◆ **THINGS TO DO**
a: In the review of The Fall Guy, why does Colt search for Tom Ryder in Sydney? Answer in one to three sentences.
b: According to the review of The Fall Guy, what record did stuntman Logan Holiday break while filming?
c: Carry on the review of The Fall Guy from its final sentence.

◆ **EXCERPTED TEXT**

Gosling, newly minted Oscars pop star and certified charm machine, is in peak comedy leading man form as Colt Seavers, a movie stunt veteran sidelined by an on-set injury that derailed his confidence. Jaded and hiding out in LA as a valet for a Mexican restaurant, Colt is reluctantly called back into action by big-time producer Gail (Hannah Waddingham) for the beleaguered Australian shoot of Metalstorm, a Comic-Con aiming sci-fi flick. The promise, and the problem, is that Metalstorm is directed by Jody (Blunt), the woman Colt loves and whom he shame-ghosted after his injury, leaving her hurt, confused and bitter.

The secondary problem is that Jody’s star and Colt’s longtime double, global action hero Tom Ryder (Aaron Taylor-Johnson), is suspiciously missing, threatening the studio to pull the plug on her debut film and lifelong dream. In an attempt to save her film, Colt searches for him in Sydney and, lo and behold, finds his stunt work transcending the boundaries of set as shady characters and intrigue abound. In other words, the action figure version of Ken.

Leitch, a stuntman for over 20 years (at one point doubling for Brad Pitt) guides the film with a clear affection for movie sets and expertise in the trade. The Fall Guy offers an enjoyable exhibit of the stunt staples: pyrotechnics, rigging, trained dogs, car chases, car crashes, dummy weapons, fight choreography and more, all seamlessly blended into the fun-dumb story or Metalstorm, a loving parody of Cowboys & Aliens and Dune. It’s both a celebration and send-up of movie-set tropes: the overweening, self-serving producer in Gail, the feckless movie star in Tom Ryder, the lovably competent stunt coordinator in Dan (Winston Duke), the scheming, tread-upon assistant in Alma Milan (Stephanie Hsu). Also, the use of split screens, story structure, Tom Cruise, even the fact that there still isn’t an Oscars category for best stunt work. (Perhaps one would honor Fall Guy stuntman Logan Holiday, who broke a Guinness World Record for number of cannon rolls in a car – 8.5 – while filming.)

◆ **RECORDED INFORMATION**

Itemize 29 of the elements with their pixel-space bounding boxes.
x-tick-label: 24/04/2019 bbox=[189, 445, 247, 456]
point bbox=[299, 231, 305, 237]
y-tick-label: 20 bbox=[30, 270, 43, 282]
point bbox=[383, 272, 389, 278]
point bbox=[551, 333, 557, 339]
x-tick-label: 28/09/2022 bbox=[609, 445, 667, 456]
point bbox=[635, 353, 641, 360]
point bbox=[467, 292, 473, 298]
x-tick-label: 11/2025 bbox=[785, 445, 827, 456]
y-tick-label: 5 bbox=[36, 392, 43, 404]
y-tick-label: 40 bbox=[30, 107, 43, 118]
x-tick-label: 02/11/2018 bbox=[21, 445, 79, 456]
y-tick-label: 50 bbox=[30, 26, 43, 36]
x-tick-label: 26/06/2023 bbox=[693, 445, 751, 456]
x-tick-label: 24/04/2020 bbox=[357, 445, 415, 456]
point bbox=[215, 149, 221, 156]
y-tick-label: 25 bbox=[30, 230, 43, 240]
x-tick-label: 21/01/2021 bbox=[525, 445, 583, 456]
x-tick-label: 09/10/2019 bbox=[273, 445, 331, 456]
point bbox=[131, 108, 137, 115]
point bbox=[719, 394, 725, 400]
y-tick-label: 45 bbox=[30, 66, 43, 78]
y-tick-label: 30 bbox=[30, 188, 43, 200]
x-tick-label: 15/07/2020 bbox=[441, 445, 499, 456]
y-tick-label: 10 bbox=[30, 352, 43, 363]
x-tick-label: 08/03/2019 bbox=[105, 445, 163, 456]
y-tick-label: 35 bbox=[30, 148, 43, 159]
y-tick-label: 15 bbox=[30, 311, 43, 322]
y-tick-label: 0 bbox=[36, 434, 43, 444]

◆ **EXERCISE RESPONSES**
a: Colt searches for Tom Ryder to save Jody's film. Ryder is the star of her debut film and has gone missing, and his absence puts the project at risk of the studio pulling the plug.

b: He broke a Guinness World Record for the number of cannon rolls in a car, with 8.5.

c:
It’s all a fizzy, funny, convincingly romantic delight, a tribute to the craft of making big movies with big stunts that is heartfelt in its appreciation without taking itself too seriously. As such, the mystery plot is thin and borderline outlandish even for this level of silly, used more as a pretext for a final act stunt bonanza that’s a chef’s kiss on the under-sung heroics of the job. Still, Leitch has accomplished something rare in the realm of studio blockbusters: a big-budget film that caters, but does not pander, to its audience, that bets long on human labor, that leans into tongue-in-cheek humor without feeling sycophantic. (It helps that Gosling is surpassing Kenergy levels of comic precision.) The Fall Guy capably celebrates the sometimes literal heights reached on the big screen in the name of mass entertainment, and is right up there with the best of them.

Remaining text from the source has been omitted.